• _WHAT THE EXERCISE ASKS_
Copy every line of the records below where the word "Windows" occurs.

• _DATASET ROWS_
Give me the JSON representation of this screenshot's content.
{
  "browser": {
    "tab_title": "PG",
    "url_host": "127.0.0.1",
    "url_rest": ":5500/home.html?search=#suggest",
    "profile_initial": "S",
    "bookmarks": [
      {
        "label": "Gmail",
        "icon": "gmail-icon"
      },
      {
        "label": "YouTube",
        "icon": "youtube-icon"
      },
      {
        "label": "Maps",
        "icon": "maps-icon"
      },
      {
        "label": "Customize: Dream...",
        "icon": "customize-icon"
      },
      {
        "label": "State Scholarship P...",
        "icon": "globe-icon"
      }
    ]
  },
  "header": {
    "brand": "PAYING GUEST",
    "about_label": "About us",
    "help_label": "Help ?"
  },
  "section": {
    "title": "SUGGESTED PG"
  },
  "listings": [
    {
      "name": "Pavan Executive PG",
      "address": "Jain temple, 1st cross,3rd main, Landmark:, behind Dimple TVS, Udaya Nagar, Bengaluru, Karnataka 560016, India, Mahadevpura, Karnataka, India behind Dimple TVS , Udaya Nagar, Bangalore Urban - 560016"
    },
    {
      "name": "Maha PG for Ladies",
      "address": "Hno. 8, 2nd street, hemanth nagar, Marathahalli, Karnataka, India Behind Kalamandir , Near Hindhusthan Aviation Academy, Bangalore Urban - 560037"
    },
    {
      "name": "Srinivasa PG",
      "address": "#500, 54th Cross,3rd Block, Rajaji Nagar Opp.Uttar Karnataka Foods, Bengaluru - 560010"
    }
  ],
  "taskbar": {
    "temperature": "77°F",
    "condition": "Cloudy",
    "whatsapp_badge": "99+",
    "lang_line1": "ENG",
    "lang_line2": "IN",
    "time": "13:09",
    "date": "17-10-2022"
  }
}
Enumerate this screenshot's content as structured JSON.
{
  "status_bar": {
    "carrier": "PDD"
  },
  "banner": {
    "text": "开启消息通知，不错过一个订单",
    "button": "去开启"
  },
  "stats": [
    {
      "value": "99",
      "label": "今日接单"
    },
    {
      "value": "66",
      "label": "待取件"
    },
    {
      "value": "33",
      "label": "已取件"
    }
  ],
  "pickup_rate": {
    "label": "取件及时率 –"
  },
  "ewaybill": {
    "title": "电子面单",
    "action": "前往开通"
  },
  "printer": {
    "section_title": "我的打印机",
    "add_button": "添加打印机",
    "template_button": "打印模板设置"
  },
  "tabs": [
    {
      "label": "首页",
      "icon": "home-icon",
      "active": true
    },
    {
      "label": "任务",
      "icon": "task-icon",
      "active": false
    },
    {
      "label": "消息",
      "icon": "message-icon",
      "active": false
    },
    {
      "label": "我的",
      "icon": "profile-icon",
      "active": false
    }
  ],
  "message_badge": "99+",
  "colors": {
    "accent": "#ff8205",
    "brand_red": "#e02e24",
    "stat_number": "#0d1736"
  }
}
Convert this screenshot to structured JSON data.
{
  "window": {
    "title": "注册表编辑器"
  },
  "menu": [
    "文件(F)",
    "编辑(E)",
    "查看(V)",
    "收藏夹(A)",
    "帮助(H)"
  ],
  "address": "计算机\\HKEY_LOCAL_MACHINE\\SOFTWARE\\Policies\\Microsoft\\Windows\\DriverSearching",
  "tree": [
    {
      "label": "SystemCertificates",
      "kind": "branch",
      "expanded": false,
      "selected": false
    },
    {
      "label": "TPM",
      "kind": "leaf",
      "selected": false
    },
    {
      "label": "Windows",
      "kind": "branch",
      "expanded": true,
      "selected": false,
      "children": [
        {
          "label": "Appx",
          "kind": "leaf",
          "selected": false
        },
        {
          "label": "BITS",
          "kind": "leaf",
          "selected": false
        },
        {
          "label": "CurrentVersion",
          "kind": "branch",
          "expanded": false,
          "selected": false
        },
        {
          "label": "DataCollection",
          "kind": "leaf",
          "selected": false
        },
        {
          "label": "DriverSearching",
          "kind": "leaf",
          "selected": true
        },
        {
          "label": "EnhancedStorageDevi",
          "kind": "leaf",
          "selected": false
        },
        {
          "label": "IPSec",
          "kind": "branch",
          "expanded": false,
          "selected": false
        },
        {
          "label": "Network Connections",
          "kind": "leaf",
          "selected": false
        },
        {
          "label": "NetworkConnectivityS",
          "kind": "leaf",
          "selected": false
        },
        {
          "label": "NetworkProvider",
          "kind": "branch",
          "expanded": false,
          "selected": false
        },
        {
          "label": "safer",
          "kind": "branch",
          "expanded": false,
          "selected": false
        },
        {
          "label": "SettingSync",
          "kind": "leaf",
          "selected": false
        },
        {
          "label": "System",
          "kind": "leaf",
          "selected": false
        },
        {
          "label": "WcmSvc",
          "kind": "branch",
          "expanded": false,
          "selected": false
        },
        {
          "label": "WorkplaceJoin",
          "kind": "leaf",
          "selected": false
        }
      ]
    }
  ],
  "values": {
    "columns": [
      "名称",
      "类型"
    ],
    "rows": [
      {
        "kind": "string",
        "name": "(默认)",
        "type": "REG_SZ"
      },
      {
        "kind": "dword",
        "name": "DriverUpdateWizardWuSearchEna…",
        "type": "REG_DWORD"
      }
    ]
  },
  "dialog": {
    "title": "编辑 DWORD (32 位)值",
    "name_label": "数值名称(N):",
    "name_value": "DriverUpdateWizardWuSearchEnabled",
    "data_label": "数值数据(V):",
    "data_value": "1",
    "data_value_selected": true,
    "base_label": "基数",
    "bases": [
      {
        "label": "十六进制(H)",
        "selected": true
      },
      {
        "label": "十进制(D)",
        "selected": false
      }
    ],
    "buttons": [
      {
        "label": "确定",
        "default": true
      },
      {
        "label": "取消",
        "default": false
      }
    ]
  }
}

• _TASK OUTPUT_
  "address": "计算机\\HKEY_LOCAL_MACHINE\\SOFTWARE\\Policies\\Microsoft\\Windows\\DriverSearching",
      "label": "Windows",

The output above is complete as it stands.